The entries are to be returned exactly, with images left out.

- _A run of records_:
----
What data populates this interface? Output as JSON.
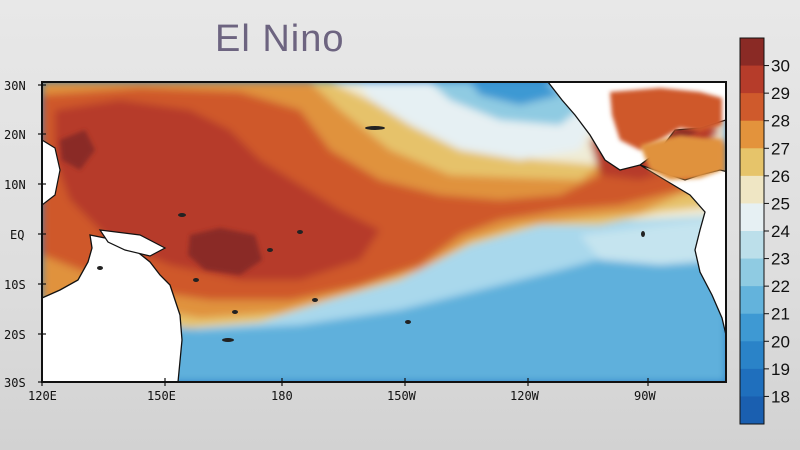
{
  "title": "El Nino",
  "map": {
    "lat_labels": [
      "30N",
      "20N",
      "10N",
      "EQ",
      "10S",
      "20S",
      "30S"
    ],
    "lon_labels": [
      "120E",
      "150E",
      "180",
      "150W",
      "120W",
      "90W"
    ],
    "colors": {
      "land_border": "#111111",
      "land": "#ffffff"
    }
  },
  "colorbar": {
    "ticks": [
      "30",
      "29",
      "28",
      "27",
      "26",
      "25",
      "24",
      "23",
      "22",
      "21",
      "20",
      "19",
      "18"
    ],
    "colors": [
      "#8a2a25",
      "#b63c2a",
      "#cf5a2c",
      "#e3933c",
      "#e6c46a",
      "#efe6c4",
      "#e6f0f3",
      "#bcdfea",
      "#8fcbe2",
      "#63b3dc",
      "#3e99d3",
      "#2a83c8",
      "#1f6fbd",
      "#1a5fb0"
    ]
  }
}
----
- _ANSWER TO THE TASK_:
What data populates this interface? Output as JSON.
{
  "title": "El Nino",
  "map": {
    "lat_labels": [
      "30N",
      "20N",
      "10N",
      "EQ",
      "10S",
      "20S",
      "30S"
    ],
    "lon_labels": [
      "120E",
      "150E",
      "180",
      "150W",
      "120W",
      "90W"
    ],
    "colors": {
      "land_border": "#111111",
      "land": "#ffffff"
    }
  },
  "colorbar": {
    "ticks": [
      "30",
      "29",
      "28",
      "27",
      "26",
      "25",
      "24",
      "23",
      "22",
      "21",
      "20",
      "19",
      "18"
    ],
    "colors": [
      "#8a2a25",
      "#b63c2a",
      "#cf5a2c",
      "#e3933c",
      "#e6c46a",
      "#efe6c4",
      "#e6f0f3",
      "#bcdfea",
      "#8fcbe2",
      "#63b3dc",
      "#3e99d3",
      "#2a83c8",
      "#1f6fbd",
      "#1a5fb0"
    ]
  }
}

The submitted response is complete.